= Task statement =
Write the records out again, precisely as they stand.

+ + + +

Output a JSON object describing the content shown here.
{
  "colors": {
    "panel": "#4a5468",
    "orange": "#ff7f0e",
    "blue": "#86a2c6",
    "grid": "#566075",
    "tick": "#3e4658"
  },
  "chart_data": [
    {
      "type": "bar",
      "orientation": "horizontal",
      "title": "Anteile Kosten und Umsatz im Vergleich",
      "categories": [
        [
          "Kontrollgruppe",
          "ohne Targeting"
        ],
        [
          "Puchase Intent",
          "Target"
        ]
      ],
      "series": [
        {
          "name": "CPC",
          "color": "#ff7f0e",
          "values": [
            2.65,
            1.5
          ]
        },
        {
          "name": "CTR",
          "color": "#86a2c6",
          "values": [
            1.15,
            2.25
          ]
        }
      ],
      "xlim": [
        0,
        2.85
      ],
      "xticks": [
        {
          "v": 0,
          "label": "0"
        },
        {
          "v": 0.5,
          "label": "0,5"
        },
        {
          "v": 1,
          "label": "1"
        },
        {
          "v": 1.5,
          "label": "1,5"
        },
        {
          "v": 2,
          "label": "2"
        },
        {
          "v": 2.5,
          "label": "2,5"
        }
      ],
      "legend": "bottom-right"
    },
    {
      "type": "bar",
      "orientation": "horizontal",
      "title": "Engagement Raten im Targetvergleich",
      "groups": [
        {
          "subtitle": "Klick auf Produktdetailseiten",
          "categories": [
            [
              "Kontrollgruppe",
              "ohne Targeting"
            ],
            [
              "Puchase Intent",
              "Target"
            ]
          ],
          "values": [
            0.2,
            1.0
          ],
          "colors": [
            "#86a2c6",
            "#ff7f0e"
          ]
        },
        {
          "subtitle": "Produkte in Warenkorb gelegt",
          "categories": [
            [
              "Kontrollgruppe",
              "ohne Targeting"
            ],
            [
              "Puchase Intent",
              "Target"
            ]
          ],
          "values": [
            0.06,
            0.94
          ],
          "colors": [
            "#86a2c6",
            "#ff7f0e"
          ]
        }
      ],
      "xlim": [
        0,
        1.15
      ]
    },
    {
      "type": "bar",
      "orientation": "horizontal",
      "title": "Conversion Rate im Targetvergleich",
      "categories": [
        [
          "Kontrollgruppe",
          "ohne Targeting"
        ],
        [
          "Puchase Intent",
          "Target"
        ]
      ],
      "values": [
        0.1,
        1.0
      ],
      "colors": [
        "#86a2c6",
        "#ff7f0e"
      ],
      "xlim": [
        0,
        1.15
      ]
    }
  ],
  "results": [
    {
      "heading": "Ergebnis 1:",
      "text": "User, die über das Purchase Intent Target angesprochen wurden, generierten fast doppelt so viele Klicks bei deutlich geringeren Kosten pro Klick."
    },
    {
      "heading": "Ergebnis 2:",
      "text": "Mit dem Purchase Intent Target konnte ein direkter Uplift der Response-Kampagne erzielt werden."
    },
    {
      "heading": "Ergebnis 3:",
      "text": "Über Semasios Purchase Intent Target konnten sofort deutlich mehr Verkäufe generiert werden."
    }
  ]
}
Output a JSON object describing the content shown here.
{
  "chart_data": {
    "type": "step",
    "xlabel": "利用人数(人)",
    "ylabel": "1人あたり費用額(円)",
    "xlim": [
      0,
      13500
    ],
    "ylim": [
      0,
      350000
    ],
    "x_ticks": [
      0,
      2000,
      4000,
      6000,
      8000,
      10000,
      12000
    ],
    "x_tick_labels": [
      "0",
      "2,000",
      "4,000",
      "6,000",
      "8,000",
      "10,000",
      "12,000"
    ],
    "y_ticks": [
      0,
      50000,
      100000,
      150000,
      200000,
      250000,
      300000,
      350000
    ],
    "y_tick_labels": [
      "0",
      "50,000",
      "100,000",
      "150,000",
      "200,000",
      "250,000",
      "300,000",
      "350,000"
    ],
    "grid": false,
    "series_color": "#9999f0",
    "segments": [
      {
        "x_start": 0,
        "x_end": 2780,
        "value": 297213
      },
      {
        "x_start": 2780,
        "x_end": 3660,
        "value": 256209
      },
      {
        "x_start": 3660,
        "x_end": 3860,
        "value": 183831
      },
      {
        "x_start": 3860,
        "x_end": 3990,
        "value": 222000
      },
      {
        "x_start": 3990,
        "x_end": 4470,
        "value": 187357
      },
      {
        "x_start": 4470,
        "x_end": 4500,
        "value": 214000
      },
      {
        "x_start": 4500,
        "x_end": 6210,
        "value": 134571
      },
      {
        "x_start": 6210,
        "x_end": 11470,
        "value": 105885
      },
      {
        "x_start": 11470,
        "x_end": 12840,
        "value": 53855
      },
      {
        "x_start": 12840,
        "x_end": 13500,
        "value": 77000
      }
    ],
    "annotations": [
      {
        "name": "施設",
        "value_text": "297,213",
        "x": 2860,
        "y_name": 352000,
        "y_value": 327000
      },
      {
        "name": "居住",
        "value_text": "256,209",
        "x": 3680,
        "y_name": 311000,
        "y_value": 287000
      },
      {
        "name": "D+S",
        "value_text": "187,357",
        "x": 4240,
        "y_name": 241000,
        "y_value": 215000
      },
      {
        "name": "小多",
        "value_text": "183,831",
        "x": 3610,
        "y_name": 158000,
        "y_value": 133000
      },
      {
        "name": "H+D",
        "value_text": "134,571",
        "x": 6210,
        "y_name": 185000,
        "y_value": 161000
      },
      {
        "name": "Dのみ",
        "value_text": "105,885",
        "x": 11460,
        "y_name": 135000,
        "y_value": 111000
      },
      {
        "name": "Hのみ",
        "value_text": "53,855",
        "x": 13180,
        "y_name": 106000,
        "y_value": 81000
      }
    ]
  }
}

+ + + +

= Exercise response =
Output a JSON object describing the content shown here.
{
  "colors": {
    "panel": "#4a5468",
    "orange": "#ff7f0e",
    "blue": "#86a2c6",
    "grid": "#566075",
    "tick": "#3e4658"
  },
  "chart_data": [
    {
      "type": "bar",
      "orientation": "horizontal",
      "title": "Anteile Kosten und Umsatz im Vergleich",
      "categories": [
        [
          "Kontrollgruppe",
          "ohne Targeting"
        ],
        [
          "Puchase Intent",
          "Target"
        ]
      ],
      "series": [
        {
          "name": "CPC",
          "color": "#ff7f0e",
          "values": [
            2.65,
            1.5
          ]
        },
        {
          "name": "CTR",
          "color": "#86a2c6",
          "values": [
            1.15,
            2.25
          ]
        }
      ],
      "xlim": [
        0,
        2.85
      ],
      "xticks": [
        {
          "v": 0,
          "label": "0"
        },
        {
          "v": 0.5,
          "label": "0,5"
        },
        {
          "v": 1,
          "label": "1"
        },
        {
          "v": 1.5,
          "label": "1,5"
        },
        {
          "v": 2,
          "label": "2"
        },
        {
          "v": 2.5,
          "label": "2,5"
        }
      ],
      "legend": "bottom-right"
    },
    {
      "type": "bar",
      "orientation": "horizontal",
      "title": "Engagement Raten im Targetvergleich",
      "groups": [
        {
          "subtitle": "Klick auf Produktdetailseiten",
          "categories": [
            [
              "Kontrollgruppe",
              "ohne Targeting"
            ],
            [
              "Puchase Intent",
              "Target"
            ]
          ],
          "values": [
            0.2,
            1.0
          ],
          "colors": [
            "#86a2c6",
            "#ff7f0e"
          ]
        },
        {
          "subtitle": "Produkte in Warenkorb gelegt",
          "categories": [
            [
              "Kontrollgruppe",
              "ohne Targeting"
            ],
            [
              "Puchase Intent",
              "Target"
            ]
          ],
          "values": [
            0.06,
            0.94
          ],
          "colors": [
            "#86a2c6",
            "#ff7f0e"
          ]
        }
      ],
      "xlim": [
        0,
        1.15
      ]
    },
    {
      "type": "bar",
      "orientation": "horizontal",
      "title": "Conversion Rate im Targetvergleich",
      "categories": [
        [
          "Kontrollgruppe",
          "ohne Targeting"
        ],
        [
          "Puchase Intent",
          "Target"
        ]
      ],
      "values": [
        0.1,
        1.0
      ],
      "colors": [
        "#86a2c6",
        "#ff7f0e"
      ],
      "xlim": [
        0,
        1.15
      ]
    }
  ],
  "results": [
    {
      "heading": "Ergebnis 1:",
      "text": "User, die über das Purchase Intent Target angesprochen wurden, generierten fast doppelt so viele Klicks bei deutlich geringeren Kosten pro Klick."
    },
    {
      "heading": "Ergebnis 2:",
      "text": "Mit dem Purchase Intent Target konnte ein direkter Uplift der Response-Kampagne erzielt werden."
    },
    {
      "heading": "Ergebnis 3:",
      "text": "Über Semasios Purchase Intent Target konnten sofort deutlich mehr Verkäufe generiert werden."
    }
  ]
}
Output a JSON object describing the content shown here.
{
  "chart_data": {
    "type": "step",
    "xlabel": "利用人数(人)",
    "ylabel": "1人あたり費用額(円)",
    "xlim": [
      0,
      13500
    ],
    "ylim": [
      0,
      350000
    ],
    "x_ticks": [
      0,
      2000,
      4000,
      6000,
      8000,
      10000,
      12000
    ],
    "x_tick_labels": [
      "0",
      "2,000",
      "4,000",
      "6,000",
      "8,000",
      "10,000",
      "12,000"
    ],
    "y_ticks": [
      0,
      50000,
      100000,
      150000,
      200000,
      250000,
      300000,
      350000
    ],
    "y_tick_labels": [
      "0",
      "50,000",
      "100,000",
      "150,000",
      "200,000",
      "250,000",
      "300,000",
      "350,000"
    ],
    "grid": false,
    "series_color": "#9999f0",
    "segments": [
      {
        "x_start": 0,
        "x_end": 2780,
        "value": 297213
      },
      {
        "x_start": 2780,
        "x_end": 3660,
        "value": 256209
      },
      {
        "x_start": 3660,
        "x_end": 3860,
        "value": 183831
      },
      {
        "x_start": 3860,
        "x_end": 3990,
        "value": 222000
      },
      {
        "x_start": 3990,
        "x_end": 4470,
        "value": 187357
      },
      {
        "x_start": 4470,
        "x_end": 4500,
        "value": 214000
      },
      {
        "x_start": 4500,
        "x_end": 6210,
        "value": 134571
      },
      {
        "x_start": 6210,
        "x_end": 11470,
        "value": 105885
      },
      {
        "x_start": 11470,
        "x_end": 12840,
        "value": 53855
      },
      {
        "x_start": 12840,
        "x_end": 13500,
        "value": 77000
      }
    ],
    "annotations": [
      {
        "name": "施設",
        "value_text": "297,213",
        "x": 2860,
        "y_name": 352000,
        "y_value": 327000
      },
      {
        "name": "居住",
        "value_text": "256,209",
        "x": 3680,
        "y_name": 311000,
        "y_value": 287000
      },
      {
        "name": "D+S",
        "value_text": "187,357",
        "x": 4240,
        "y_name": 241000,
        "y_value": 215000
      },
      {
        "name": "小多",
        "value_text": "183,831",
        "x": 3610,
        "y_name": 158000,
        "y_value": 133000
      },
      {
        "name": "H+D",
        "value_text": "134,571",
        "x": 6210,
        "y_name": 185000,
        "y_value": 161000
      },
      {
        "name": "Dのみ",
        "value_text": "105,885",
        "x": 11460,
        "y_name": 135000,
        "y_value": 111000
      },
      {
        "name": "Hのみ",
        "value_text": "53,855",
        "x": 13180,
        "y_name": 106000,
        "y_value": 81000
      }
    ]
  }
}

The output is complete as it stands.